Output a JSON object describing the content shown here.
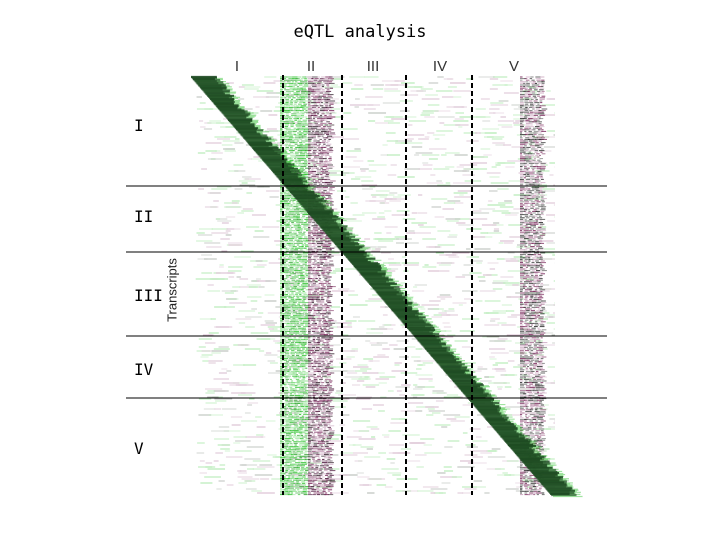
{
  "title": "e​QTL analysis",
  "axis_label": "Transcripts",
  "column_groups": [
    "I",
    "II",
    "III",
    "IV",
    "V"
  ],
  "row_groups": [
    "I",
    "II",
    "III",
    "IV",
    "V"
  ],
  "colors": {
    "green": "#2fc12f",
    "light_green": "#8fe08f",
    "purple": "#7a2a5c",
    "light_purple": "#c9a3bd",
    "dark_diagonal": "#1e4a22",
    "divider_line": "#000000"
  }
}
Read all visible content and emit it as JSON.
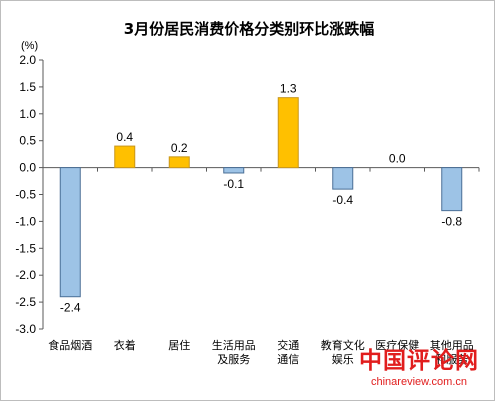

- [Goal] All entries are to be retyped exactly. Omit any embedded images.

- [The answer]
Output a JSON object describing the content shown here.
{
  "title": "e​QTL analysis",
  "axis_label": "Transcripts",
  "column_groups": [
    "I",
    "II",
    "III",
    "IV",
    "V"
  ],
  "row_groups": [
    "I",
    "II",
    "III",
    "IV",
    "V"
  ],
  "colors": {
    "green": "#2fc12f",
    "light_green": "#8fe08f",
    "purple": "#7a2a5c",
    "light_purple": "#c9a3bd",
    "dark_diagonal": "#1e4a22",
    "divider_line": "#000000"
  }
}
Read all visible content and emit it as JSON.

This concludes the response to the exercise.